## EXERCISE DESCRIPTION
Examine the material below and count the lines that hold the word "coollib". Report only the number.

## Collected data entries
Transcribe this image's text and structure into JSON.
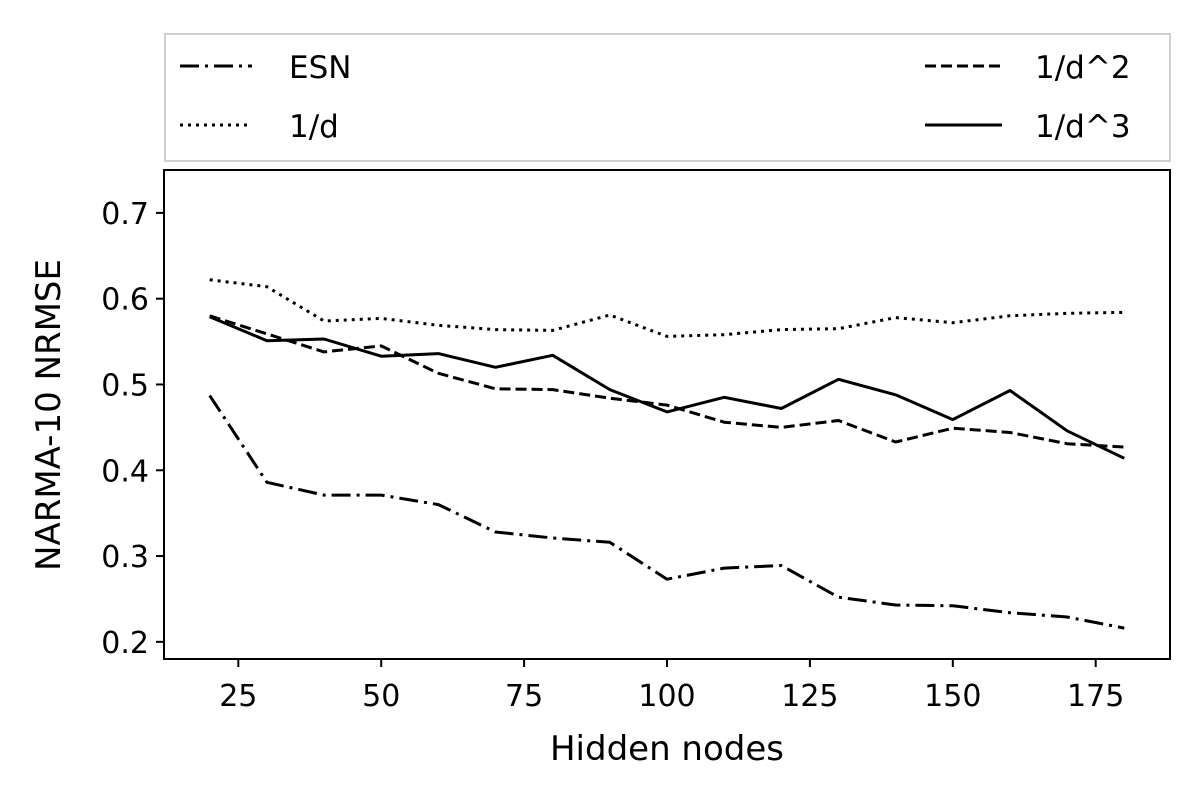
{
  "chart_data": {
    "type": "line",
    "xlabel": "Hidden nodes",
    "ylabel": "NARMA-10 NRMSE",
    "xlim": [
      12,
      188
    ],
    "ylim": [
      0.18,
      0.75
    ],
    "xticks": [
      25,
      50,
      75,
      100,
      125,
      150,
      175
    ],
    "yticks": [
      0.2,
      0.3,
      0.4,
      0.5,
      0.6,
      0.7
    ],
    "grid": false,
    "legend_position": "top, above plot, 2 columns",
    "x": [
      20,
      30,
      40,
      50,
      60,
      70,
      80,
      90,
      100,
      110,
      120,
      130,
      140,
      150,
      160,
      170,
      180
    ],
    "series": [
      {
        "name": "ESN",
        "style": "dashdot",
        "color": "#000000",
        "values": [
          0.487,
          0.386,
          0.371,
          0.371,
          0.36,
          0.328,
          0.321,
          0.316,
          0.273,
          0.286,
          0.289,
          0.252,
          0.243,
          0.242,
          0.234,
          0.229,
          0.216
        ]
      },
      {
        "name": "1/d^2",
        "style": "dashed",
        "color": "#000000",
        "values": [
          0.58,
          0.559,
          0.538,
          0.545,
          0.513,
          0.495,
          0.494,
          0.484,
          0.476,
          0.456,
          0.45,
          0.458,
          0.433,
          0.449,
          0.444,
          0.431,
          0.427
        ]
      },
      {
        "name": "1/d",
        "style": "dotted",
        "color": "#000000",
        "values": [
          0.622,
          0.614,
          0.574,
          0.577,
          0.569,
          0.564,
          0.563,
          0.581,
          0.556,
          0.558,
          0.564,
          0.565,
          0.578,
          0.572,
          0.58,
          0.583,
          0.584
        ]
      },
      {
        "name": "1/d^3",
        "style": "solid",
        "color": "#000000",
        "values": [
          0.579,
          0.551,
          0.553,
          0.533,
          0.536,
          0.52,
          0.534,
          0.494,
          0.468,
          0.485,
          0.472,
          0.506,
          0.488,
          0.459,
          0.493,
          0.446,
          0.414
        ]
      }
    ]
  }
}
---
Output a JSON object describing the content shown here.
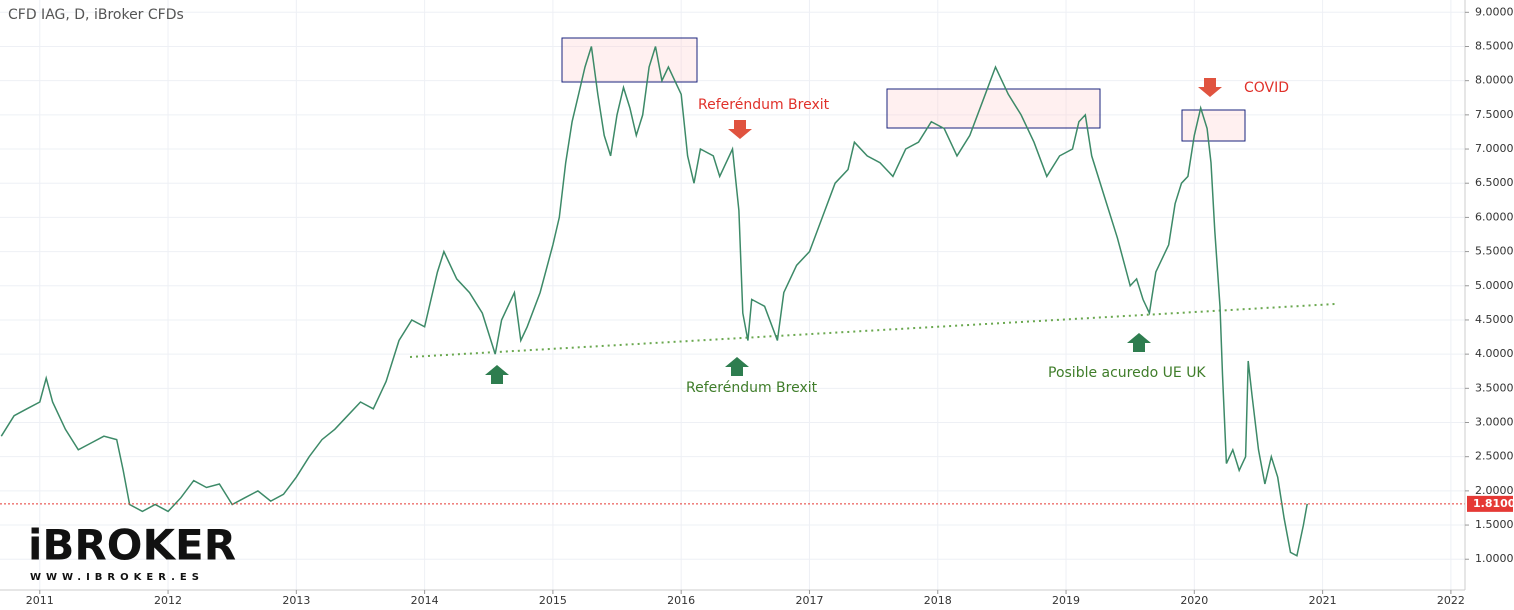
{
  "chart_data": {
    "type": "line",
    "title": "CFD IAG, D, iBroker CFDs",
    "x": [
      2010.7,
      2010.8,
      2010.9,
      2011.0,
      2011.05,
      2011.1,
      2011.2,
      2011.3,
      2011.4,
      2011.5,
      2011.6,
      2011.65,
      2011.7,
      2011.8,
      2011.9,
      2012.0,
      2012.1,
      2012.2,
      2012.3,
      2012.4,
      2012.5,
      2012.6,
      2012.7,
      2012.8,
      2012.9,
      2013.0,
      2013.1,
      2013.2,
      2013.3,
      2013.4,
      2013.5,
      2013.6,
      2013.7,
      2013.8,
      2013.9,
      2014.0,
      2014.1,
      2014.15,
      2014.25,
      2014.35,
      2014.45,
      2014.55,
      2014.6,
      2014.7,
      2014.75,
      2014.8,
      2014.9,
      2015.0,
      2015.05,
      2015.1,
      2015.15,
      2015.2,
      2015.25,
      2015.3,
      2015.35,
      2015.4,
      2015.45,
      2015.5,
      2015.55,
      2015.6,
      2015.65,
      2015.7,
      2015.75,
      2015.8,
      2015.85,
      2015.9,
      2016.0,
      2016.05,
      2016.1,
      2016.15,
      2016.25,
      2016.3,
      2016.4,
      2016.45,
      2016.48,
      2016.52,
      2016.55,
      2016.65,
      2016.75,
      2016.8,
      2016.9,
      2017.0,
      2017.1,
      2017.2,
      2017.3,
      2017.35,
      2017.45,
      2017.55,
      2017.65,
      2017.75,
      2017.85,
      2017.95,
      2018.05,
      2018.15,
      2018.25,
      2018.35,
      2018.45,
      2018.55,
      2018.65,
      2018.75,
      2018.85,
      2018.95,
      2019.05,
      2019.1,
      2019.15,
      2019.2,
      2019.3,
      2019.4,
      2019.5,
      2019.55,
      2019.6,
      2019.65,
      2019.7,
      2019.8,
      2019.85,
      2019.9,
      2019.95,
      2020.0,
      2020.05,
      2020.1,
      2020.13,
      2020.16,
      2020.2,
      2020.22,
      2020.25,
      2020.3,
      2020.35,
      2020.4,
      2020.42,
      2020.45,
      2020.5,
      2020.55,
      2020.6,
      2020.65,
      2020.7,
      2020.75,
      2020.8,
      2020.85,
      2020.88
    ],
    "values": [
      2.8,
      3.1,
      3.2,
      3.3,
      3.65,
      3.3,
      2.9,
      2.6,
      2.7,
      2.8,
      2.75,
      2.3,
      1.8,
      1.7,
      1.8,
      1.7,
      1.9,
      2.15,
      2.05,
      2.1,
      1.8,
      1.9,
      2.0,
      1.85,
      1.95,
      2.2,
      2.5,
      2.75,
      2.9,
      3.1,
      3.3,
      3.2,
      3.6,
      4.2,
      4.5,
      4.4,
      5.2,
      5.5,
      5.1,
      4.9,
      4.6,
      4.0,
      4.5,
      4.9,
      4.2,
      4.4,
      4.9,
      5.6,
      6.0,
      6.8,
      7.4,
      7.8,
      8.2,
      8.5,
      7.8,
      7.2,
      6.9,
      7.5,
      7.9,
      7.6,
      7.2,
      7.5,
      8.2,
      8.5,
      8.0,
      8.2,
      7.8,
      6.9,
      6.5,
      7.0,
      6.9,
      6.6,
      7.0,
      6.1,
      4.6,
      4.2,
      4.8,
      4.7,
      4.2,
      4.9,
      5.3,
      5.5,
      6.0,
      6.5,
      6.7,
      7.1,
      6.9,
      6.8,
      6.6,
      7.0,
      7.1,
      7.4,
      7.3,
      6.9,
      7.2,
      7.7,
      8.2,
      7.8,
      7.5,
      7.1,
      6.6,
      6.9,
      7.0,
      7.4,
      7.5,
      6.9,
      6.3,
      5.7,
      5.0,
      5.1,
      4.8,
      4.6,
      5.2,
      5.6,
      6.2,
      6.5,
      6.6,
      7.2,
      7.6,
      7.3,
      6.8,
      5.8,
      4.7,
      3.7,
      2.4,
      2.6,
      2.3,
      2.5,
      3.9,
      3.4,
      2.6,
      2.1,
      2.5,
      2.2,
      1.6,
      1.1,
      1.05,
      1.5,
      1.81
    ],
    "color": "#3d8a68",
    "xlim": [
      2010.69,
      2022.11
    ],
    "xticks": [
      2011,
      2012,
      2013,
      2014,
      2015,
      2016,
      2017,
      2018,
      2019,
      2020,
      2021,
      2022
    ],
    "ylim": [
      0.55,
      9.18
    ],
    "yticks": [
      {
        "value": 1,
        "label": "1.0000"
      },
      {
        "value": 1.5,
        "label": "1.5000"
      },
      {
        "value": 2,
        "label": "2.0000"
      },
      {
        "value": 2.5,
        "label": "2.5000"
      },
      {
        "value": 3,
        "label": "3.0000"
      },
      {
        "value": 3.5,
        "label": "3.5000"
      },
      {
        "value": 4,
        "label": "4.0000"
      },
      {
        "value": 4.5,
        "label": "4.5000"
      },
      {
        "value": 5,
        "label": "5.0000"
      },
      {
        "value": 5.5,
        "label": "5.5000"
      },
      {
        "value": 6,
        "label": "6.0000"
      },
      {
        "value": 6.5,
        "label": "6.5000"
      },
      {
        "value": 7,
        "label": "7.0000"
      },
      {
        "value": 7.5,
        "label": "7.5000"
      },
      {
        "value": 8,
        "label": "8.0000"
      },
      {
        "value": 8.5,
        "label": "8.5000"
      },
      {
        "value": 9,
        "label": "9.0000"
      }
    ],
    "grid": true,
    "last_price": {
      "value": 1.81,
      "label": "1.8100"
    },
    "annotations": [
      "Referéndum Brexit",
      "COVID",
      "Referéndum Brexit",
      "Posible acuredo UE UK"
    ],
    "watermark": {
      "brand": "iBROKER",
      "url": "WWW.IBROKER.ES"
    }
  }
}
==
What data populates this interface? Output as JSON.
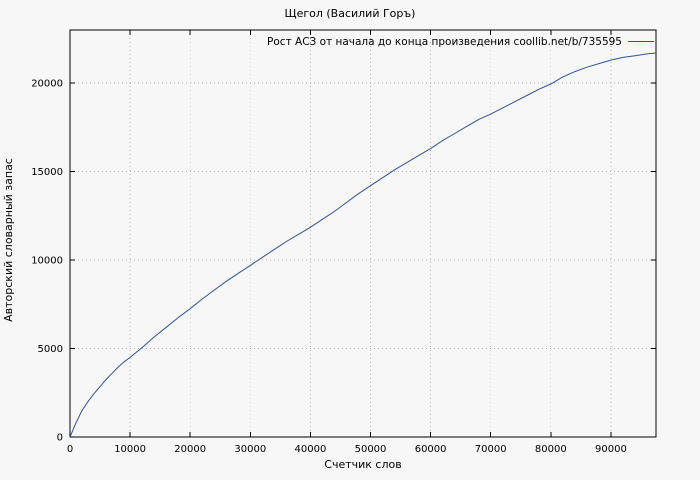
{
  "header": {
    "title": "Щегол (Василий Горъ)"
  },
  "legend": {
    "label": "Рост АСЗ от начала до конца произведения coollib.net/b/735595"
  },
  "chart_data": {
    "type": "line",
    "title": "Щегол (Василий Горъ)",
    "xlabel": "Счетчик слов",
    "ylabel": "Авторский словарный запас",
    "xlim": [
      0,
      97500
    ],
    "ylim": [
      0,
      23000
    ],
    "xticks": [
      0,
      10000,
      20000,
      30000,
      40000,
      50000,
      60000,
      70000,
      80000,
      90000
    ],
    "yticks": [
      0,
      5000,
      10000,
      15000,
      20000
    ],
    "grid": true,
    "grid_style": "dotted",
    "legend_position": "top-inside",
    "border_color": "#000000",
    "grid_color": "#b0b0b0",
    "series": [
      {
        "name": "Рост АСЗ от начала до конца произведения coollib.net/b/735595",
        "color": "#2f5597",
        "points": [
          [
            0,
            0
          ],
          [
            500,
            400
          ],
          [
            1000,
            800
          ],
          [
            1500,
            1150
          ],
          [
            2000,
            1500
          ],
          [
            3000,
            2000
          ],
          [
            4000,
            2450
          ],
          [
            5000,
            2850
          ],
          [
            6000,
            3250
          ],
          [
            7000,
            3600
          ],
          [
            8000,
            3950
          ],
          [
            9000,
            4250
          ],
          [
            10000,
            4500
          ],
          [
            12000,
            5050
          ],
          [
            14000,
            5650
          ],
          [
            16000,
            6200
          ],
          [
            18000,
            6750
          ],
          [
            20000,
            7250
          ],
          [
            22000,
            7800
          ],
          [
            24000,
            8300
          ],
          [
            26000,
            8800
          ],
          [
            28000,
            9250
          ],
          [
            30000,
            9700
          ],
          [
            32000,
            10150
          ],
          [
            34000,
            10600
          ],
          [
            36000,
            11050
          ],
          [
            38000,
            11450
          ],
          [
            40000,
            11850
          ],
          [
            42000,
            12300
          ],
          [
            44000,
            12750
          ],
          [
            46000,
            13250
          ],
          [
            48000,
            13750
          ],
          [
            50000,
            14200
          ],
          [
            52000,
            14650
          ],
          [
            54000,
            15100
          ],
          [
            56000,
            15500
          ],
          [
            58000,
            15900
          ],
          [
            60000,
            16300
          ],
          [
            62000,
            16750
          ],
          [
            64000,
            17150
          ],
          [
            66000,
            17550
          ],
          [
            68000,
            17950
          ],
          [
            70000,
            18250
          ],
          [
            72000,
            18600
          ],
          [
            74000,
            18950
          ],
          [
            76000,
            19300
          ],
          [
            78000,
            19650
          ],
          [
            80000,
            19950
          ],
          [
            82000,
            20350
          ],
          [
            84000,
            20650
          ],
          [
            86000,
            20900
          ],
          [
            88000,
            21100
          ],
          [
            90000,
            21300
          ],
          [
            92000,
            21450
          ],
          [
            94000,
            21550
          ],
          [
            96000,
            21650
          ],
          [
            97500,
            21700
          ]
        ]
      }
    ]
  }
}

## CORRECT ANSWER
2